## Written request
From the farmhouse article below, copy the passage that opens with the words containing "It was kismet." and closes with "circular farmhouse table.", keeping every word and punctuation mark unchanged.

## Selection
******************************

Photos by Jim Graham
Arden + James owner Bri Brant rescues and revives the 19th-century farmhouse she had always admired as a kid on the Main Line.
Growing up in Chadds Ford, Bri Brant frequently traveled along Cossart Road, where an old Folk Victorian farmhouse on eight bucolic acres caught her eye. “I’ve loved this style of house since I was a kid,” says Brant, an industrial designer and owner of Arden + James boutique in Kennett Square. “I know that’s weird, but I’ve always been drawn to them—to the feeling.”
Around Christmas 2020, when Brant spotted survey markers in the yard, she set out to save the property from being subdivided. “I have my real estate license, so I had access to the public record. I wrote a letter to the estate and signed my dad’s name to it, with his permission,” she says. “I worried that if I signed my own name, they wouldn’t write me back.”
It was kismet. A few days later, her dad got a call. Soon, Brant was touring the house with her husband, James, and their two boys. “It was a magical time of year with the snow, and I fell in love with everything about it,” she recalls. “My love for this house … It’s like when you love a person so much that you don’t notice any faults. I felt attached. There was nothing about her that could ever bother me.”
Three months later, the family was settled in the home. Brant named the house Victoria.
The Brants completely updated the kitchen, installing an island and shaker cabinets topped with an earth-tone granite. Stainless steel appliances offer convenience and a contemporary bent, as does a corner banquette hugging a circular farmhouse table.
A Blank Canvas
The Brants are the fourth family to reside in the home over the past century and a half. It was built in 1867 by the Sharpless family, who at the time owned most of Fairville village, including a post office, a boardinghouse for girls and a general store. The Sharpless House was later purchased by the Woodwards, well-known farmers in Pennsbury Township. Sometime in the late 1960s or early ’70s, they sold it to the Barringtons, who remained there for 50 years.
One of the home’s best features is its east-west situation. “It gets the most perfect sunrises and sunsets,” Brant says.

******************************

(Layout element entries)
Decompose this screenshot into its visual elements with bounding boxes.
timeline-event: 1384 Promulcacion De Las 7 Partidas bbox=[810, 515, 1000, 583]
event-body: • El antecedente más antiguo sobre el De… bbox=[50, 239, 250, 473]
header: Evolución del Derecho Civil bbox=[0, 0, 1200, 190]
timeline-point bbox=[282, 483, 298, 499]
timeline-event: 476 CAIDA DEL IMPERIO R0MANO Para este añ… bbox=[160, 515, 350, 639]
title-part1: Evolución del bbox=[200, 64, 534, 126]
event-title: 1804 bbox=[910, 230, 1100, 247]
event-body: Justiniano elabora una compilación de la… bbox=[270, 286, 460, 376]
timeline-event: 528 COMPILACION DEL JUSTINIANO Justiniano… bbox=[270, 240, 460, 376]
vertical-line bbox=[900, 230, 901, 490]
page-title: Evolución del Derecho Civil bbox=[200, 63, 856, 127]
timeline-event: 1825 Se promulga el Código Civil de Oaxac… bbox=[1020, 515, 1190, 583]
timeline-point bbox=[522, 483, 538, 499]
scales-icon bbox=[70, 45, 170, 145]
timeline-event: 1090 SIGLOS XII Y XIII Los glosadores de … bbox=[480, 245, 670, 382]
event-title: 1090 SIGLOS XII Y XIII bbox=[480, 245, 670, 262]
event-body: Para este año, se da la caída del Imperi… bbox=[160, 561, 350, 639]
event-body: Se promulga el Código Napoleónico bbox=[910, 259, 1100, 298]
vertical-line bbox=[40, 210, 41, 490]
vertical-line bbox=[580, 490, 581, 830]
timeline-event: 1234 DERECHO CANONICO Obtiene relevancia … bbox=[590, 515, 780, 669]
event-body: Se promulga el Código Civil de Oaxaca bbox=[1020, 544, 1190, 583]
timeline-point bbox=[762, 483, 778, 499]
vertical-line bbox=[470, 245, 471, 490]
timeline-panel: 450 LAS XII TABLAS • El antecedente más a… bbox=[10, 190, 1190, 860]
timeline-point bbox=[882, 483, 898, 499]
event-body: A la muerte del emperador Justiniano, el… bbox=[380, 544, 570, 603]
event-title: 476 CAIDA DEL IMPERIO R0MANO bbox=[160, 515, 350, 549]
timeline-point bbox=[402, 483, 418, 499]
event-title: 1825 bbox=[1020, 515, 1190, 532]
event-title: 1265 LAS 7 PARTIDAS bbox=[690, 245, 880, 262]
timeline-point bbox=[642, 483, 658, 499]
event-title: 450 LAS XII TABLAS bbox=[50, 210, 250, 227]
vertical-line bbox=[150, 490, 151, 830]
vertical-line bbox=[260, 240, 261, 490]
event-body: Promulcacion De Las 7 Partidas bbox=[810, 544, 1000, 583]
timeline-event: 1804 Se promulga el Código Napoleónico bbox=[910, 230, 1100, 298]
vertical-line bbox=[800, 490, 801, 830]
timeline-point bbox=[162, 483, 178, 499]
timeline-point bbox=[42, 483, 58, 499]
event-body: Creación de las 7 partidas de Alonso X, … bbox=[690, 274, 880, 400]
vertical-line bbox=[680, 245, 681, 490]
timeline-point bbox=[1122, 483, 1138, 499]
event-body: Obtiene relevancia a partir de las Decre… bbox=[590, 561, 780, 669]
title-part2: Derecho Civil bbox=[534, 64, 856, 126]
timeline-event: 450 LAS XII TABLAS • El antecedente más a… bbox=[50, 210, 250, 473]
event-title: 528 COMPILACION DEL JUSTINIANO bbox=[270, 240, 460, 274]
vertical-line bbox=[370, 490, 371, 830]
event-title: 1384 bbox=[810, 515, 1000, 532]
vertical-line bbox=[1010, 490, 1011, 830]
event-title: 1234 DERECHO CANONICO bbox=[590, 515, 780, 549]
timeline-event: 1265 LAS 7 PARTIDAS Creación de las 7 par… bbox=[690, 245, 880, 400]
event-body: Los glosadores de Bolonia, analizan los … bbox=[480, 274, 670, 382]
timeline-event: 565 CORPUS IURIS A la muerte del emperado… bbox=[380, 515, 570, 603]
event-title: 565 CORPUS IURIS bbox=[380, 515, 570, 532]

******************************

## Output for this task
It was kismet. A few days later, her dad got a call. Soon, Brant was touring the house with her husband, James, and their two boys. “It was a magical time of year with the snow, and I fell in love with everything about it,” she recalls. “My love for this house … It’s like when you love a person so much that you don’t notice any faults. I felt attached. There was nothing about her that could ever bother me.”
Three months later, the family was settled in the home. Brant named the house Victoria.
The Brants completely updated the kitchen, installing an island and shaker cabinets topped with an earth-tone granite. Stainless steel appliances offer convenience and a contemporary bent, as does a corner banquette hugging a circular farmhouse table.